◆ **Requirements**: Find how many lines hold the word "SWIPs" and give that number only.

◆ **Given records**:
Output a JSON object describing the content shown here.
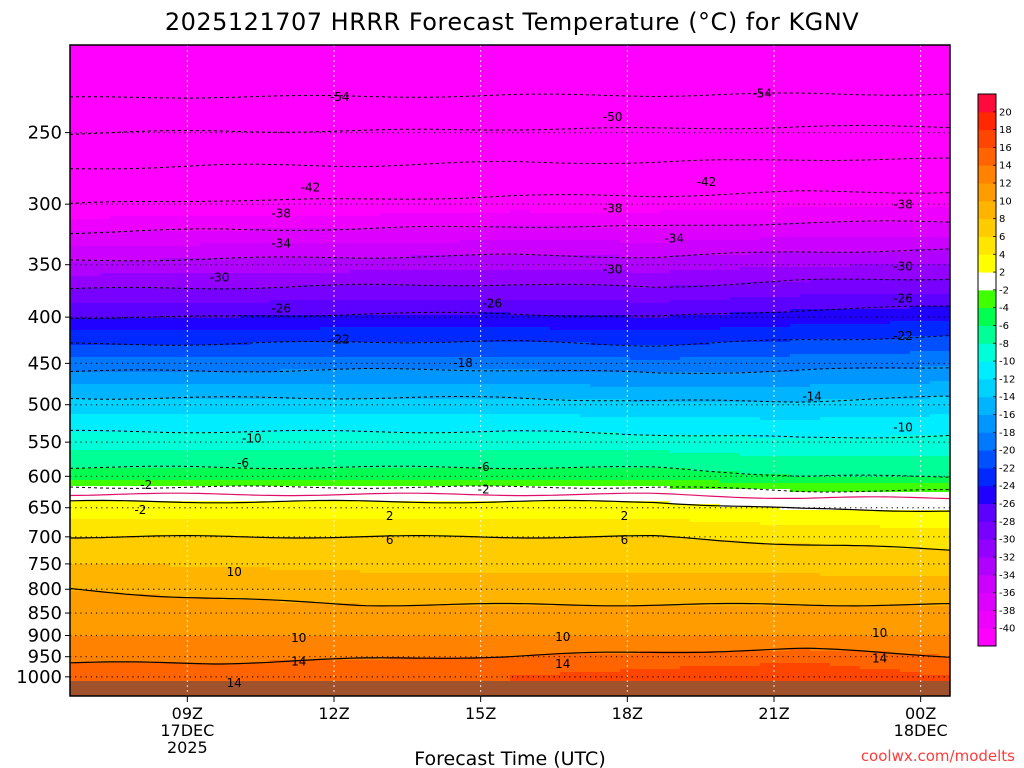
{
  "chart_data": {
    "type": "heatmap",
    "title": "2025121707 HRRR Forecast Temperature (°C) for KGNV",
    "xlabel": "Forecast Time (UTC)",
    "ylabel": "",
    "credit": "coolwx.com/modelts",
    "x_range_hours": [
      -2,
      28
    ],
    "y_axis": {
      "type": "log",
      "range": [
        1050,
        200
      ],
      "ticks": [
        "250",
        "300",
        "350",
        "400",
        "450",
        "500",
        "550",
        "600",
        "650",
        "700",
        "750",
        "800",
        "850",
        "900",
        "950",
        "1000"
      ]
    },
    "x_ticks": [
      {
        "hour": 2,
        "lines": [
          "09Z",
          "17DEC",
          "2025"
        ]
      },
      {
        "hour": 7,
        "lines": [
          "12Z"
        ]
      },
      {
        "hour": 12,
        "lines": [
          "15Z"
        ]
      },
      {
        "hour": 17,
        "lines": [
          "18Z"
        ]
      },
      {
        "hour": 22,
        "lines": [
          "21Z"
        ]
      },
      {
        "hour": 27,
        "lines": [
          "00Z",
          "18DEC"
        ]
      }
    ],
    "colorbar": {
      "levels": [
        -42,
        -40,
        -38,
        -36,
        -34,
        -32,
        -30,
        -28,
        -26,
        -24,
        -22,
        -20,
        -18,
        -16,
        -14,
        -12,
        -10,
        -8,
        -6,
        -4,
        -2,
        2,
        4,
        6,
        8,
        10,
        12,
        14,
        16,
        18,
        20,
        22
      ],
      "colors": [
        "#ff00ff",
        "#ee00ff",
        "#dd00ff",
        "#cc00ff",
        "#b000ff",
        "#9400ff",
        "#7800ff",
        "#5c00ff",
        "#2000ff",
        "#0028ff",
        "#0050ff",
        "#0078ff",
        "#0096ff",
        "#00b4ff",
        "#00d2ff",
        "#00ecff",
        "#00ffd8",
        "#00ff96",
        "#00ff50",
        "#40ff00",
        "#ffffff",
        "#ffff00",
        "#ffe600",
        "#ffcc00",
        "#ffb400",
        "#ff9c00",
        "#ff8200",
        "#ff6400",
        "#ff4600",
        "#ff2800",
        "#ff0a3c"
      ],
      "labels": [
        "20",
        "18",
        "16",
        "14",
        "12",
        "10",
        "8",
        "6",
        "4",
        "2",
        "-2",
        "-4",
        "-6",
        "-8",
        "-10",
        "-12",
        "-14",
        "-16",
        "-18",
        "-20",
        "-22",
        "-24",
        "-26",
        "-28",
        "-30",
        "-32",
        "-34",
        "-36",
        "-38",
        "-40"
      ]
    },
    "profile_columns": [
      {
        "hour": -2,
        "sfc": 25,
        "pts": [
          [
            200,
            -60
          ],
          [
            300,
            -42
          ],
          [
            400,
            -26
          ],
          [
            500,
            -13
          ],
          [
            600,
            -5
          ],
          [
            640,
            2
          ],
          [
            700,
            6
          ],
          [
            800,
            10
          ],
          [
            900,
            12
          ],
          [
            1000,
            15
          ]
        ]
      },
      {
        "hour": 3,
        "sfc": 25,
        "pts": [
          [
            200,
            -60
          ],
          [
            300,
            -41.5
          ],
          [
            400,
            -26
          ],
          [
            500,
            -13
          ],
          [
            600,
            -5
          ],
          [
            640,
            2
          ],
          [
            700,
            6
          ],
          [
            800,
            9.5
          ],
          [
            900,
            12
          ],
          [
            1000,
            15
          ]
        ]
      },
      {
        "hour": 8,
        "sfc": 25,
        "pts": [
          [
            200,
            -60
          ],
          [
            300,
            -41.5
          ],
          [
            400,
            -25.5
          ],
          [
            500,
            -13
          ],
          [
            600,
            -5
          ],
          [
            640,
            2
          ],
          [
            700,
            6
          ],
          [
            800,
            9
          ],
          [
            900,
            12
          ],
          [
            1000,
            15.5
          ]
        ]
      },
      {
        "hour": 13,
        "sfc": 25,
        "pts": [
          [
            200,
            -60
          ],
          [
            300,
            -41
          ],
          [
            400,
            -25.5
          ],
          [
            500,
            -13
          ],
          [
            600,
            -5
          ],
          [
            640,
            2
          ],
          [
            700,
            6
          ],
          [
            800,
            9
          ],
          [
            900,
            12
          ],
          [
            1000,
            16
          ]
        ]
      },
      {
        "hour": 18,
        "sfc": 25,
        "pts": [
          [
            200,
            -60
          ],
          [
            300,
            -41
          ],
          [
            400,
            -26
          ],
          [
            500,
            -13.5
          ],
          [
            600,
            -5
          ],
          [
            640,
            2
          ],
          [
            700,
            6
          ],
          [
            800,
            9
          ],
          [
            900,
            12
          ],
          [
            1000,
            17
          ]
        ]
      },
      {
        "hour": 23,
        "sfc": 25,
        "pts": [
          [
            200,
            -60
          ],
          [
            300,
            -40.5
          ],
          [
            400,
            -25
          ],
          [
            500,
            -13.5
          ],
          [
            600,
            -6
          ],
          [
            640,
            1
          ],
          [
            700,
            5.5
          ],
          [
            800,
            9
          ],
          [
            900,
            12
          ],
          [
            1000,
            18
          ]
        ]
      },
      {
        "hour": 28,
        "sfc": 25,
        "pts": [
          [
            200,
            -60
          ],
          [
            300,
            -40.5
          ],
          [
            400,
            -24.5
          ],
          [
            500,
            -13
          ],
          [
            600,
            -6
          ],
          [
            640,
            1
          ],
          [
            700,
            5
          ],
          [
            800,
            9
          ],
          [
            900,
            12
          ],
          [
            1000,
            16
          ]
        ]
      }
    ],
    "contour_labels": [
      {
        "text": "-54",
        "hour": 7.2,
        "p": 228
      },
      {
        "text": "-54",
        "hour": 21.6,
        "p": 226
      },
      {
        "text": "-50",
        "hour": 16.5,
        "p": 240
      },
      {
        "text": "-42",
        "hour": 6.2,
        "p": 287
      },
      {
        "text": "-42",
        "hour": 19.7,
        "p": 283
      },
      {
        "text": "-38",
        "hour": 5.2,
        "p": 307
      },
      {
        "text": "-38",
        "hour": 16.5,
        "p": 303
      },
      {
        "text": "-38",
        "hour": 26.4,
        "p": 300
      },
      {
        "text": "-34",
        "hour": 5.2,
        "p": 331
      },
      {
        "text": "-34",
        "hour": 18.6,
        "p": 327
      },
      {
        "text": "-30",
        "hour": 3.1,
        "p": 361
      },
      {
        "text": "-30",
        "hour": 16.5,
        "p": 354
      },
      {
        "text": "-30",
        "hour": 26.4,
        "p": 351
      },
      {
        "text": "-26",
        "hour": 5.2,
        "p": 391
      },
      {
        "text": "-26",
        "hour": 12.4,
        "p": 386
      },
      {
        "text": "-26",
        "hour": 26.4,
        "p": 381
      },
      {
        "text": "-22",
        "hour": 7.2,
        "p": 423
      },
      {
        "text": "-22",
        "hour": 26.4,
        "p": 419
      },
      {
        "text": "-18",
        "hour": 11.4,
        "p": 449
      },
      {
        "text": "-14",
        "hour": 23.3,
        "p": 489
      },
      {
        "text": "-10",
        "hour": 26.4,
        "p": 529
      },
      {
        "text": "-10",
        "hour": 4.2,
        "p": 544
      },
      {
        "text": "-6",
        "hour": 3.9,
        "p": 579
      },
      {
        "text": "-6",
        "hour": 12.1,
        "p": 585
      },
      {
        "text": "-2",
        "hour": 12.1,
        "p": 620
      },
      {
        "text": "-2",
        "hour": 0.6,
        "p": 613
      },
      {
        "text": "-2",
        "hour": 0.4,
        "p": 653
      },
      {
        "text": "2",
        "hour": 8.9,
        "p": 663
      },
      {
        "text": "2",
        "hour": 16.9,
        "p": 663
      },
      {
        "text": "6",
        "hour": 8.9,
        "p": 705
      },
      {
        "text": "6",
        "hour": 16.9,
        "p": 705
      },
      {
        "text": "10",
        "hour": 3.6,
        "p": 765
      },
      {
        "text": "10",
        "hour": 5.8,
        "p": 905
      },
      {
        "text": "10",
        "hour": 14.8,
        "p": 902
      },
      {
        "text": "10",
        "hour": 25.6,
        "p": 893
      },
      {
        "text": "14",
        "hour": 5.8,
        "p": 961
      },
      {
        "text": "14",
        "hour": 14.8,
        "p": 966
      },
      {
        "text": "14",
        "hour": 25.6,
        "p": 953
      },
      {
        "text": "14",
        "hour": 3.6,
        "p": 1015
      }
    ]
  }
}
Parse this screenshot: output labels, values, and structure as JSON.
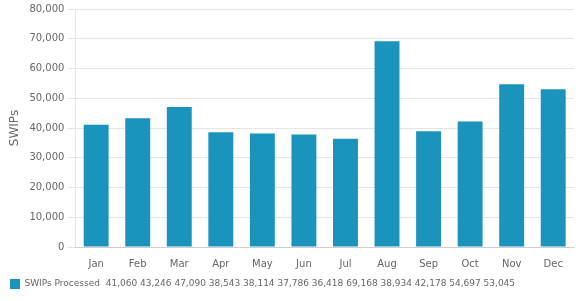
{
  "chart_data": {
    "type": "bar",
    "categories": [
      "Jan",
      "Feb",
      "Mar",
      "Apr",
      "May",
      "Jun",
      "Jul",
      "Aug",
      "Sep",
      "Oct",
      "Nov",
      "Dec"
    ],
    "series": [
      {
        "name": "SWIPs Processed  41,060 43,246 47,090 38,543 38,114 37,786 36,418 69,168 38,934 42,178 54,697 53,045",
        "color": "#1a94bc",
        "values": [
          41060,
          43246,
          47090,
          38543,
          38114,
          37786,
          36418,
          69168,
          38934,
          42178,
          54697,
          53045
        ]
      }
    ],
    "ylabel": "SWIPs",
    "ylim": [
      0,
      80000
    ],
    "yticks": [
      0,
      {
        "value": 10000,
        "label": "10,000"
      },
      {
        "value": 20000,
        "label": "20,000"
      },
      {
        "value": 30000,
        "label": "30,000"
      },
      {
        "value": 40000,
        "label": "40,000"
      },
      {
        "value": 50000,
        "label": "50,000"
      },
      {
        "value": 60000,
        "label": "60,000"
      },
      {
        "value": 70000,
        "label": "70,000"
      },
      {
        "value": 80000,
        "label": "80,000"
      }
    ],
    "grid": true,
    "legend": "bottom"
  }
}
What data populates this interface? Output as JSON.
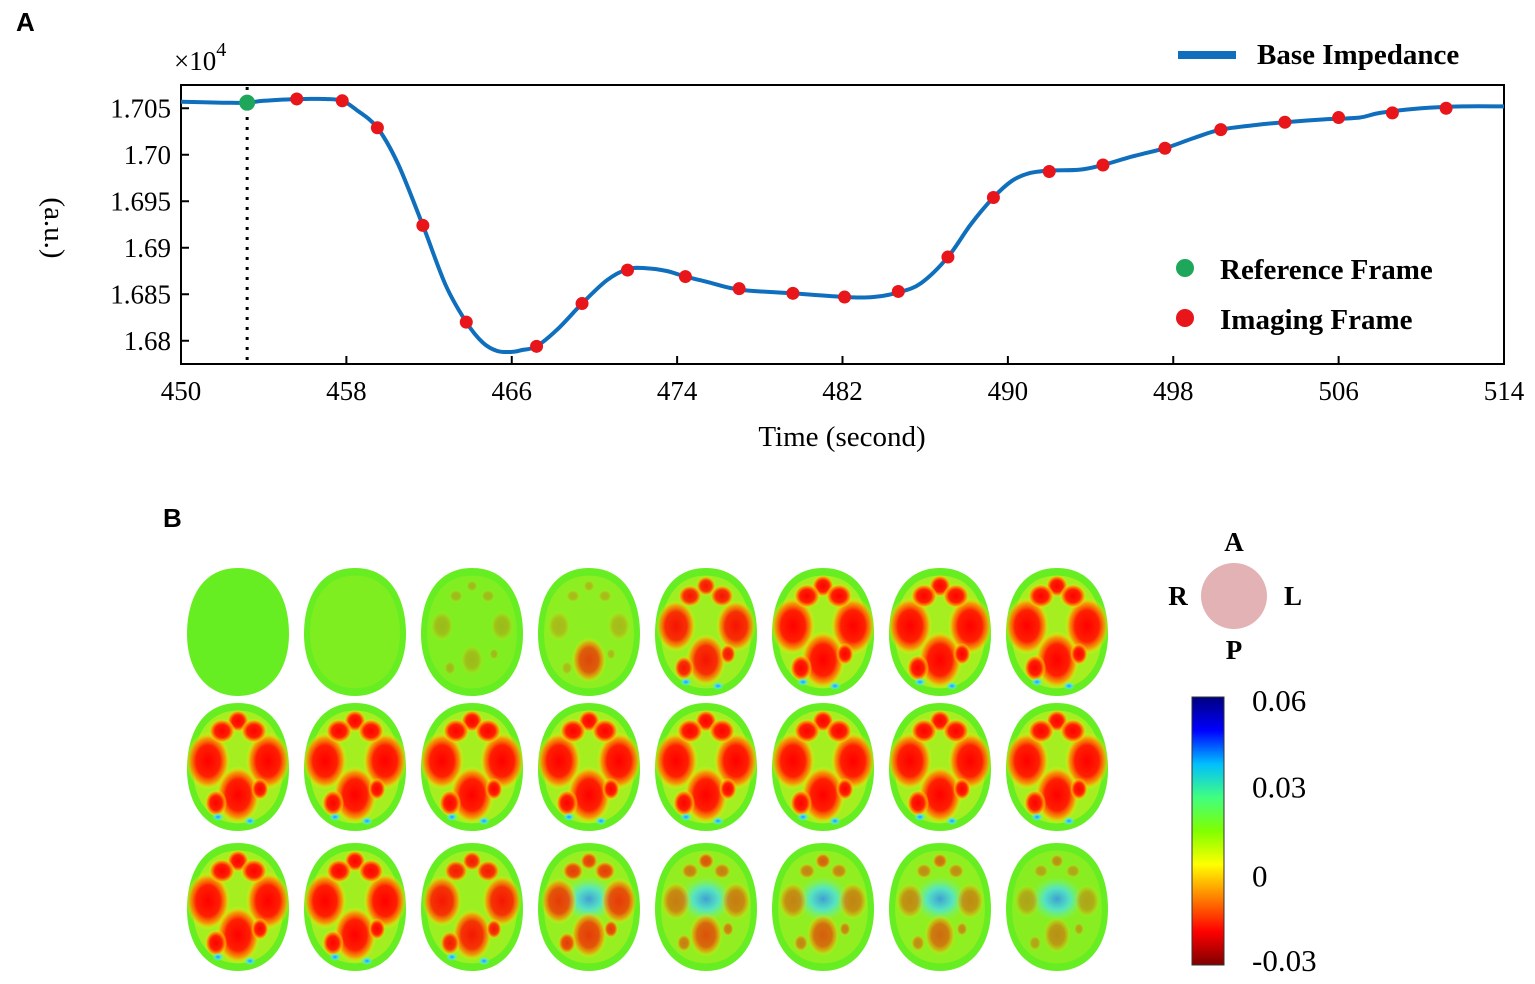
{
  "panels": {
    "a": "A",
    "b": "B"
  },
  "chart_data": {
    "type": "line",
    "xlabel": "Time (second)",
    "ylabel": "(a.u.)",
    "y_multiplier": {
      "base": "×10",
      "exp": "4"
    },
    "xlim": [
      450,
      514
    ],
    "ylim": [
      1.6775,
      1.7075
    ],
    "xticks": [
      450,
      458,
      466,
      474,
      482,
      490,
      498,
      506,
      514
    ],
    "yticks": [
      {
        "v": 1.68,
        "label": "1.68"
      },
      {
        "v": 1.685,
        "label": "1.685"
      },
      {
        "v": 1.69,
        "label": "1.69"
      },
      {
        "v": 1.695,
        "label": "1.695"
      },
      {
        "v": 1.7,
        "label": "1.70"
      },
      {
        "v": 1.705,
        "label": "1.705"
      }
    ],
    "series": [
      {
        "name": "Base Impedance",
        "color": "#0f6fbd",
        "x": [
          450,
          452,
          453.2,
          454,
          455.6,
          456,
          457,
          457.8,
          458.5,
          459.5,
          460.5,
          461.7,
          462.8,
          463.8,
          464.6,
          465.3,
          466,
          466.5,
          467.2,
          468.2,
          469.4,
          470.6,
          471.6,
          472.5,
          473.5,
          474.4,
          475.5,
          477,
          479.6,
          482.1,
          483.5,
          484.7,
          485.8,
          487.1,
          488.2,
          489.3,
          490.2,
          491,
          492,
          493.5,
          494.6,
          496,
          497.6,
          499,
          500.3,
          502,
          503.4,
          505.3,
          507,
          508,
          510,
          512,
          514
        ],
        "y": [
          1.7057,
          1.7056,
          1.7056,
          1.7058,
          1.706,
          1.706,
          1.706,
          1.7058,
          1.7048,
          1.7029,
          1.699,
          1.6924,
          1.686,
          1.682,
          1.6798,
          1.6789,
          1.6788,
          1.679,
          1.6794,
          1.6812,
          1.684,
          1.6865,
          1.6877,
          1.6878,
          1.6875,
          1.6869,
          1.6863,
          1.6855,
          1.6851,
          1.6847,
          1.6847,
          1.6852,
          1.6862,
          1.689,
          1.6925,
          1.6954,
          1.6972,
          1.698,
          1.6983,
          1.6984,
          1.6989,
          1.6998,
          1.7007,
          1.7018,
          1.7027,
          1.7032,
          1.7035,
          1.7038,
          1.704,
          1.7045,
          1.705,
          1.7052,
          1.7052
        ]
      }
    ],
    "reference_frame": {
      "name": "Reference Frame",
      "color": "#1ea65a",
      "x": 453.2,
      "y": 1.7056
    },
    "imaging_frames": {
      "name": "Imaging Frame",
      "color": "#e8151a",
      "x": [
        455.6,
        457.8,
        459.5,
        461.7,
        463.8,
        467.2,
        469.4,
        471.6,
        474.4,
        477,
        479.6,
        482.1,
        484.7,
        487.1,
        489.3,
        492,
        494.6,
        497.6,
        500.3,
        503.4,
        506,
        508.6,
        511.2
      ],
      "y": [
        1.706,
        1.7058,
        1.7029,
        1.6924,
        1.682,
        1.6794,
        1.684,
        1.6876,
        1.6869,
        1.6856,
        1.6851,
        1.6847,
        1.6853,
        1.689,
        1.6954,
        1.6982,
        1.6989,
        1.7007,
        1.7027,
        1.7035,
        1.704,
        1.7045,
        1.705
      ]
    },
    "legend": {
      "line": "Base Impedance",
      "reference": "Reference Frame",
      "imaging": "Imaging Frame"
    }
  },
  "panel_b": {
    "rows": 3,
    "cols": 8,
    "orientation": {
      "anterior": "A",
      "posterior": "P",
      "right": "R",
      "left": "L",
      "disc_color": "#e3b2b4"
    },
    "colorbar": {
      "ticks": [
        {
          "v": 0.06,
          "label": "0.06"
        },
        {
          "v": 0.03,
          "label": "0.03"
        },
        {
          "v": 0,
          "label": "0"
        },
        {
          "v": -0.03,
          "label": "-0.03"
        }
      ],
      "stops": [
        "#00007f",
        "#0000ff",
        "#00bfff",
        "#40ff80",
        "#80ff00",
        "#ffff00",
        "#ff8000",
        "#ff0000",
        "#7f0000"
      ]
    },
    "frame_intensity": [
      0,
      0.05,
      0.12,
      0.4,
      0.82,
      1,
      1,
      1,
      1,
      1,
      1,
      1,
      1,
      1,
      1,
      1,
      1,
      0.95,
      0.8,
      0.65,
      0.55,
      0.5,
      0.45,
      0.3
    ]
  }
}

◆ **Exercise output**: 2